Supplied data -

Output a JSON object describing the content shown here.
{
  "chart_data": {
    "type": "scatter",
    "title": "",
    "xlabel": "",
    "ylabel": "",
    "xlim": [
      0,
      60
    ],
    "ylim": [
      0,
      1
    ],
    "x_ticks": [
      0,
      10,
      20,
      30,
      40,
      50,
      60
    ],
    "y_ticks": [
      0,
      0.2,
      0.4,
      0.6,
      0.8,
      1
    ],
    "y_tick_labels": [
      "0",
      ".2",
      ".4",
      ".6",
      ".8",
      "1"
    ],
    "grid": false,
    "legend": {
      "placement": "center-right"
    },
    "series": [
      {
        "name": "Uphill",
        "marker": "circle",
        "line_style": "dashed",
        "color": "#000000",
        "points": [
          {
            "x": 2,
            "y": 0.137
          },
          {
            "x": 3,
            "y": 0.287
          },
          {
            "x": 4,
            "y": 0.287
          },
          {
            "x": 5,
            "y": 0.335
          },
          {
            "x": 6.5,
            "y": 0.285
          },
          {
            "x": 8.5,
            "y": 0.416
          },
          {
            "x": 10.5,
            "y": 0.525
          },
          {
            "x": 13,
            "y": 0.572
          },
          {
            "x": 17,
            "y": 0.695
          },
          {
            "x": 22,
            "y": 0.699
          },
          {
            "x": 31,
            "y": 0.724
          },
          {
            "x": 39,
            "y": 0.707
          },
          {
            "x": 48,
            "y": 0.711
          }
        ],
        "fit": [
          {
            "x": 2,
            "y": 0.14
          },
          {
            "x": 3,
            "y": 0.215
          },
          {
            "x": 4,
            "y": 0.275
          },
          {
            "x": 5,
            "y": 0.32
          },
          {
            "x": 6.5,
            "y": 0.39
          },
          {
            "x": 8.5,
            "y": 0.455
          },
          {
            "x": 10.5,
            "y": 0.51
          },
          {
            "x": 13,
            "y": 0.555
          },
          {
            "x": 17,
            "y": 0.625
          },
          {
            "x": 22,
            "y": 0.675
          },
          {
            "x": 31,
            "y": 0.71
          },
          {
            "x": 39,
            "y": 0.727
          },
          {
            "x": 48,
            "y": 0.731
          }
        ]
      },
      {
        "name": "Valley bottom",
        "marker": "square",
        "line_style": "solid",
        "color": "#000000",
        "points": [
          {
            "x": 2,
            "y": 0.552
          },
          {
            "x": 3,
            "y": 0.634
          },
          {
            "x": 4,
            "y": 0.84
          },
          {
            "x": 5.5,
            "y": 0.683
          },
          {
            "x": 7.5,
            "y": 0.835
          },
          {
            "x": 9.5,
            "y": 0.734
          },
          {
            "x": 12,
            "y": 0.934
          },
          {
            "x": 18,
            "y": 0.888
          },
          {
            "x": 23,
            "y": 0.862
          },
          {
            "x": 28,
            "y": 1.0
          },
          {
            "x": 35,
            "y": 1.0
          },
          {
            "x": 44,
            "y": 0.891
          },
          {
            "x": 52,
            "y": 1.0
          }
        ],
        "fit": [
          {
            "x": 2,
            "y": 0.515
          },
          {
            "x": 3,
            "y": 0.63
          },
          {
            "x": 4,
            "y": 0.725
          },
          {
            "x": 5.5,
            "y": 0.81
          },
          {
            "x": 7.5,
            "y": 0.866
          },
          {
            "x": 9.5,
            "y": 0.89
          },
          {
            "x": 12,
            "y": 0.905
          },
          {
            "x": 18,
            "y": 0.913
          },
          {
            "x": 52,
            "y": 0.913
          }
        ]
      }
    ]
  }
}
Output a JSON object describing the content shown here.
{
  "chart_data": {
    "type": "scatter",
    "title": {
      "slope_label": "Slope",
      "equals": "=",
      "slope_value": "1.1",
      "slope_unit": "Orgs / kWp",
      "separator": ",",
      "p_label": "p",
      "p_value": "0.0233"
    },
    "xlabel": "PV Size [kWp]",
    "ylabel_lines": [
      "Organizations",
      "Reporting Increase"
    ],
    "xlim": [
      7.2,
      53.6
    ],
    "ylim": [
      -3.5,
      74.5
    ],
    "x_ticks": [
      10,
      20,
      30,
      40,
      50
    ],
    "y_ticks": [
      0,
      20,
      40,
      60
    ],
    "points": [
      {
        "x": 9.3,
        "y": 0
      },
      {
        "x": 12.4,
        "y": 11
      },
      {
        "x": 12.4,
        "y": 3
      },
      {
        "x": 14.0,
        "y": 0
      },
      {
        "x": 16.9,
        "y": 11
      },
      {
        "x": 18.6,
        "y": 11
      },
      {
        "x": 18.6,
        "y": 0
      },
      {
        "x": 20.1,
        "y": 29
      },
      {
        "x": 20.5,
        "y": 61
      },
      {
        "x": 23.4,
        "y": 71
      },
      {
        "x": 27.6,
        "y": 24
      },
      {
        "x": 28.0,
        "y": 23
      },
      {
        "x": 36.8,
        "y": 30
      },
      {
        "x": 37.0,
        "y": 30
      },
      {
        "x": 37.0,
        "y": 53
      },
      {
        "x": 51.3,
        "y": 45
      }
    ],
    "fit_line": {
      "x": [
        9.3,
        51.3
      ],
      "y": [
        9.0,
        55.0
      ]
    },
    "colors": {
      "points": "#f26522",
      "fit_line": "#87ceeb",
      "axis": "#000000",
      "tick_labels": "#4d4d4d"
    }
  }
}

Directions -
Take each line of the material that contains the word "points" and list it.

Written solution -
        "points": [
        "points": [
    "points": [
      "points": "#f26522",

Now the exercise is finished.